● **To do**:
Output the records exactly. Include every line.

● **Data to process**:
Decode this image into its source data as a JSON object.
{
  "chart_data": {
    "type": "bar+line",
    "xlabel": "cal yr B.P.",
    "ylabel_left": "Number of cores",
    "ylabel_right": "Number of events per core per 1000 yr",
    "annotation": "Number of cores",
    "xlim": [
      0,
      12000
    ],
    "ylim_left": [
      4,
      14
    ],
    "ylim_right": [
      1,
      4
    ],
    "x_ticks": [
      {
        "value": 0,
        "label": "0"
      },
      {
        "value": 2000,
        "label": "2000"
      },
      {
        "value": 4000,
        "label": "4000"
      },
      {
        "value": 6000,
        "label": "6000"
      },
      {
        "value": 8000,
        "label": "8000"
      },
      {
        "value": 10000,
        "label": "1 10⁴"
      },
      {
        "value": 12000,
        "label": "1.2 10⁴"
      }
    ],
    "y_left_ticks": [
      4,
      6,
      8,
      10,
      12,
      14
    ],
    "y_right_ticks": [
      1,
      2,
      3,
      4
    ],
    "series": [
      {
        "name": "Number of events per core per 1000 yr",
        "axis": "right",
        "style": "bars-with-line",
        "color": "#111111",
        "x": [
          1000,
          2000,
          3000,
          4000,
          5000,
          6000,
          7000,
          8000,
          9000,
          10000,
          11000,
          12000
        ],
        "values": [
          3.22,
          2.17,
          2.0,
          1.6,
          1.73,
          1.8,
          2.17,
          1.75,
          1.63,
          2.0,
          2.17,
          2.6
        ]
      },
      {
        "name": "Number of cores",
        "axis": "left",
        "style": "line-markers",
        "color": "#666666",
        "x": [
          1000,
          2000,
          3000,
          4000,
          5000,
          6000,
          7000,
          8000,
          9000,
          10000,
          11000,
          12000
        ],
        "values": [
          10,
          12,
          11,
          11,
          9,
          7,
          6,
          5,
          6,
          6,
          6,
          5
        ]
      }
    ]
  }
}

● **Exercise answer**:
Decode this image into its source data as a JSON object.
{
  "chart_data": {
    "type": "bar+line",
    "xlabel": "cal yr B.P.",
    "ylabel_left": "Number of cores",
    "ylabel_right": "Number of events per core per 1000 yr",
    "annotation": "Number of cores",
    "xlim": [
      0,
      12000
    ],
    "ylim_left": [
      4,
      14
    ],
    "ylim_right": [
      1,
      4
    ],
    "x_ticks": [
      {
        "value": 0,
        "label": "0"
      },
      {
        "value": 2000,
        "label": "2000"
      },
      {
        "value": 4000,
        "label": "4000"
      },
      {
        "value": 6000,
        "label": "6000"
      },
      {
        "value": 8000,
        "label": "8000"
      },
      {
        "value": 10000,
        "label": "1 10⁴"
      },
      {
        "value": 12000,
        "label": "1.2 10⁴"
      }
    ],
    "y_left_ticks": [
      4,
      6,
      8,
      10,
      12,
      14
    ],
    "y_right_ticks": [
      1,
      2,
      3,
      4
    ],
    "series": [
      {
        "name": "Number of events per core per 1000 yr",
        "axis": "right",
        "style": "bars-with-line",
        "color": "#111111",
        "x": [
          1000,
          2000,
          3000,
          4000,
          5000,
          6000,
          7000,
          8000,
          9000,
          10000,
          11000,
          12000
        ],
        "values": [
          3.22,
          2.17,
          2.0,
          1.6,
          1.73,
          1.8,
          2.17,
          1.75,
          1.63,
          2.0,
          2.17,
          2.6
        ]
      },
      {
        "name": "Number of cores",
        "axis": "left",
        "style": "line-markers",
        "color": "#666666",
        "x": [
          1000,
          2000,
          3000,
          4000,
          5000,
          6000,
          7000,
          8000,
          9000,
          10000,
          11000,
          12000
        ],
        "values": [
          10,
          12,
          11,
          11,
          9,
          7,
          6,
          5,
          6,
          6,
          6,
          5
        ]
      }
    ]
  }
}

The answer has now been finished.